Implementing Convolutional Neural Networks with Keras

Introduction

Keras is a Deep Learning library for Python, after learning Intro to Neural Networks and Intro to Convolutional Neural Networks from Victor Zhou, These two posts produce implementations of Neural Networks and CNN from scratch (using only NumPy), To refresh the knowledge while reviewing it, I decided to write a Note.

A Neural Network consists of a bunch of Neurons connected together with differentiated by Layers, i.e. Input Layers, Hidden Layers(Conv, Pooling, Activation Functions Layers, Fully Connected Layer) and Output Layers. Hidden layers make neural networks superior to most machine learning algorithms.

Training a Neural Network model, in a nutshell, is changing the network's weights and biases to decrease the loss of the model, actually, the goal of every type of Neural network is that. We use loss functions, i.e. MSE loss function (Mean Squared Error), Cross-entropy cost function to calculate loss, now we have a loss, with the help of backpropagation (反向传播)  algorithm and gradient descent (梯度下降) algorithm (opt-algorithm called stochastic gradient descent) to alternate parameters. This kind of Neural Network is called Feedforward Neural Network (前馈神经网络).

EN 中文术语对照 Keras Loss Function
Mean Squared Error 均方误差 mse
Binary Cross-entropy 二维交叉熵 binary_crossentropy
Categorical Cross-entropy 多分类交叉熵 categorical_crossentropy

After iterations of many times, our Neural Network increases the accuracy step by step. Finally, we save the trained model. That's it — a brief process of Training a Neural Network.

Implements

If you'd like to learn it in detail, reading this article is a good choice Intro to Neural Networks, you need to learn Partial Derivative if you want to calculate together with this article. But for now, I would like to use tensorflow.Keras to implement it without caring about how it works inside.

What we will do is to classify handwritten digits(0-9) into labels, we introduce the dataset from mnist , it looks like this.

Now that we can see we want to build a classifier, actually, that is a model. Let's start implementing it as follows.
::::::::
JOBS —
1. Duplicate the part of the Keras tutorial that opens with the words containing "EN 中文术语对照 Keras" and closes with "looks like this.".
2. Pick up the Keras tutorial after its final sentence and continue writing it.
The data that follow come from a different source.

(Records)
::::::::
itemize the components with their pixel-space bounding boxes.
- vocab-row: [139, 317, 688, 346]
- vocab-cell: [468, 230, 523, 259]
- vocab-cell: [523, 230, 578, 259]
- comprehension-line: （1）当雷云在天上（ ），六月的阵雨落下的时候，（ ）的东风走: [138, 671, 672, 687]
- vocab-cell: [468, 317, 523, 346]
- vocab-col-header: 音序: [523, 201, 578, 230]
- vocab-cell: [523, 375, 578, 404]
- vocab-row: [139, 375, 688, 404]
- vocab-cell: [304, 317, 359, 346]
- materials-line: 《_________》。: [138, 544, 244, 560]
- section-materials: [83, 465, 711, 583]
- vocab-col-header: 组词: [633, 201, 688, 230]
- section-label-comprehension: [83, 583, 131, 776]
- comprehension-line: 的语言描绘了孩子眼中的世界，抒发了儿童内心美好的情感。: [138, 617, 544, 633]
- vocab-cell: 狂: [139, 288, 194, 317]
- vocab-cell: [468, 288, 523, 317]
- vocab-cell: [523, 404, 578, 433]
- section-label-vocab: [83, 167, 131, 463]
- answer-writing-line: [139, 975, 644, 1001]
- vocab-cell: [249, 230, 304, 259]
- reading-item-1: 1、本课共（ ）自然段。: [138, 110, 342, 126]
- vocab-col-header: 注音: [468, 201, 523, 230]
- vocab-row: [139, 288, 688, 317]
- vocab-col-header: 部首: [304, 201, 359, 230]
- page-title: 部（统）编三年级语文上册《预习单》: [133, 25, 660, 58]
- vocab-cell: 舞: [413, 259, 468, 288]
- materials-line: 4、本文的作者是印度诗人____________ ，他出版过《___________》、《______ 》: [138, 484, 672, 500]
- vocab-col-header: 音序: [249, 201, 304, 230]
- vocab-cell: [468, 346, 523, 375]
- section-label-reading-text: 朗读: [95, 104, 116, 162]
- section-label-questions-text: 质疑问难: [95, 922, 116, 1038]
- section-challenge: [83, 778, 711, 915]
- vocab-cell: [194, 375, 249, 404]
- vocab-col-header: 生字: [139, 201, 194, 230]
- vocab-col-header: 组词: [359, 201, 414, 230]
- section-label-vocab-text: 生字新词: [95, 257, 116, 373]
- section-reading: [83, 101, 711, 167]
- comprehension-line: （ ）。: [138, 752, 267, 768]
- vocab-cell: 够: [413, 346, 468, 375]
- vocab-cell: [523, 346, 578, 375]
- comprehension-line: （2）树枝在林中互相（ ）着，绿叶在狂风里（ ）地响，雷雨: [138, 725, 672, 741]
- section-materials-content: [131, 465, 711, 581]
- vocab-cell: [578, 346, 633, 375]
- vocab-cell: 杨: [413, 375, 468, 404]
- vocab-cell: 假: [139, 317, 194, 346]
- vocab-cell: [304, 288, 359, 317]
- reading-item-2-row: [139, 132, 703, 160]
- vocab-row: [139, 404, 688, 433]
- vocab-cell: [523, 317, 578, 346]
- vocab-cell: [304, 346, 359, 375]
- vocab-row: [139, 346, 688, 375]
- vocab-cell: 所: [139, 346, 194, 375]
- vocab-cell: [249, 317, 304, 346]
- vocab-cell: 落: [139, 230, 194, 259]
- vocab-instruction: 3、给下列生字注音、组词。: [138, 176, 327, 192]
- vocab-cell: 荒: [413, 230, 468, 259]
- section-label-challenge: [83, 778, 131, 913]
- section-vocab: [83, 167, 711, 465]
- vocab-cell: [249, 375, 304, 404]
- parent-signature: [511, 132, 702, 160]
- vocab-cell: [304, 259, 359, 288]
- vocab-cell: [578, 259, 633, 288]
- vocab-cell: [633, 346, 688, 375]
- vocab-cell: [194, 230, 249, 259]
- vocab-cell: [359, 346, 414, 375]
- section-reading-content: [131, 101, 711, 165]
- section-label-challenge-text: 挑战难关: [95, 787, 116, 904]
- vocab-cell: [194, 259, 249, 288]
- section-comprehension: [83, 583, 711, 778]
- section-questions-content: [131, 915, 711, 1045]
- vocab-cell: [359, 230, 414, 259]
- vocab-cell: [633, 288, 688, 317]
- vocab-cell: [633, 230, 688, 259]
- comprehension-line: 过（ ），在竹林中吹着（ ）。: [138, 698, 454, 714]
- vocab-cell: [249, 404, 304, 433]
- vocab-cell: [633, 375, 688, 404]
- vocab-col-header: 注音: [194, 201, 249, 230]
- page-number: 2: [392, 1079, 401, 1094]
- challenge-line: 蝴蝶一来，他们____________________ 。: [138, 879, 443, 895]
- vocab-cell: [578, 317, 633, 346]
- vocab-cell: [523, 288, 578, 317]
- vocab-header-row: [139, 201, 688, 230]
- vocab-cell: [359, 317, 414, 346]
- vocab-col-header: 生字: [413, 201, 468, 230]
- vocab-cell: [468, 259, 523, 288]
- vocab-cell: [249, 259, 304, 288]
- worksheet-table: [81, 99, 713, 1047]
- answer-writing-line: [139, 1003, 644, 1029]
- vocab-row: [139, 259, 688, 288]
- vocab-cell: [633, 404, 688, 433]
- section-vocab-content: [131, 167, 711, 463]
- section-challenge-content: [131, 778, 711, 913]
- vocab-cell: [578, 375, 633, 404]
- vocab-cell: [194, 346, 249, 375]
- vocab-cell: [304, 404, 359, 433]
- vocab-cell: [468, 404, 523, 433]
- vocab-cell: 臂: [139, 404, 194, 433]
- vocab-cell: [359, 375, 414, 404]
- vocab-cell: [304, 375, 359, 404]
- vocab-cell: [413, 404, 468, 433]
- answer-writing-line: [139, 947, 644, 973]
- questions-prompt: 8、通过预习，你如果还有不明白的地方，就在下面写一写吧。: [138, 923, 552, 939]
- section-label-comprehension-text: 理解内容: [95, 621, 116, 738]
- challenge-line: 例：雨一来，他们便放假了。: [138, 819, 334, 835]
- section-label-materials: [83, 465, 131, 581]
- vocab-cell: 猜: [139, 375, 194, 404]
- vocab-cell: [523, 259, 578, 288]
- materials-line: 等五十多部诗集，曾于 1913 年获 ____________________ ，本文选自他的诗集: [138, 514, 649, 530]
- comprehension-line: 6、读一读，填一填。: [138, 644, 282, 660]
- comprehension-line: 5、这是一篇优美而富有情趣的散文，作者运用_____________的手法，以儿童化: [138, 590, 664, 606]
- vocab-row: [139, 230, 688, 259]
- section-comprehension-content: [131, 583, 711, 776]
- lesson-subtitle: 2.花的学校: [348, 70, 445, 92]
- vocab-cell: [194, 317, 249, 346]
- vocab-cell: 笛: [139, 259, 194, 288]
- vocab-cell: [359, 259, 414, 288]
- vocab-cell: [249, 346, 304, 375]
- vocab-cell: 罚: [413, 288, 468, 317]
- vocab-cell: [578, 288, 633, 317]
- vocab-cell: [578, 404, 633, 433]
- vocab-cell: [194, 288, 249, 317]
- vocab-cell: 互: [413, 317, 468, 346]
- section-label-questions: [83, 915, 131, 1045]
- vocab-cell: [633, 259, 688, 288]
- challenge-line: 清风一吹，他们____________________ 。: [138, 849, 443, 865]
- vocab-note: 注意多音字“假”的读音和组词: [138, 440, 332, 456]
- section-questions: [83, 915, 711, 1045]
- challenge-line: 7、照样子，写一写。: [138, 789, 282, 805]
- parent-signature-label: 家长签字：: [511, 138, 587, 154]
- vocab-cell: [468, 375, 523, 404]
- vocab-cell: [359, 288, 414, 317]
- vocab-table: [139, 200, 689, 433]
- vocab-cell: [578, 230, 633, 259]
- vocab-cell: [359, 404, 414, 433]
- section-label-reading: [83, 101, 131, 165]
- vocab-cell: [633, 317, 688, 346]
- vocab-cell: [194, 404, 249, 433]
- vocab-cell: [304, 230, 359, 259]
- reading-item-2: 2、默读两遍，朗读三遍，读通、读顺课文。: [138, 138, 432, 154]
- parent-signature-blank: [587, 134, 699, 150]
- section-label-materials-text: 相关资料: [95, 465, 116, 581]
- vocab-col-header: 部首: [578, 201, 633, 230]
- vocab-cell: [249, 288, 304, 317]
::::::::
THE RESPONSES —
1.
EN 中文术语对照 Keras Loss Function
Mean Squared Error 均方误差 mse
Binary Cross-entropy 二维交叉熵 binary_crossentropy
Categorical Cross-entropy 多分类交叉熵 categorical_crossentropy

After iterations of many times, our Neural Network increases the accuracy step by step. Finally, we save the trained model. That's it — a brief process of Training a Neural Network.

Implements

If you'd like to learn it in detail, reading this article is a good choice Intro to Neural Networks, you need to learn Partial Derivative if you want to calculate together with this article. But for now, I would like to use tensorflow.Keras to implement it without caring about how it works inside.

What we will do is to classify handwritten digits(0-9) into labels, we introduce the dataset from mnist , it looks like this.

2.
At first, we need to import packages we need, you may use pip install <package-name> to install it if you do not have it.  mnist is a dataset that contains 60000 handwriting Arabic numbers from 0 to 9 with labels for testing, and we import keras , from keras we need to import models.Sequential to create Sequential model, since our CNN will be a linear stack of layers, models.Dense to create fully-connected layers, we also need utils.to_categorical to get the prediction metric. Moreover, to import matplotlib.pyplot, we can take a glance at mnist dataset.

import numpy as np
import mnist

from tensorflow import keras
from tensorflow.keras.models import Sequential
from tensorflow.keras.layers import Dense
from tensorflow.keras.utils import to_categorical

import matplotlib.pyplot as plt

Build Model

Then it's time to build a model, we need to use Sequential class. Designing model_cnn , I chose a sequence of Conv -> MaxPool -> Conv -> Softmax , what we need to mention is that only declaring input_shape once in the first layer is OK. As this article will not expand in explaining the details about every layer, you can check this article from Keras Layers API if you want to learn about it. Briefly Speaking, Conv is for reserving characteristics of data, Pool is for the increasing receptive field (感受野) or making the data more unified, it can shrink the resolution. Softmax is for outputting the Layers before in 10 possibilities which represent each digit (0-9).

  • num_filters, filter_size, and pool_size are self-explanatory variables that set the hyperparameters for our CNN.
  • The output Softmax layer has 10 nodes, one for each class.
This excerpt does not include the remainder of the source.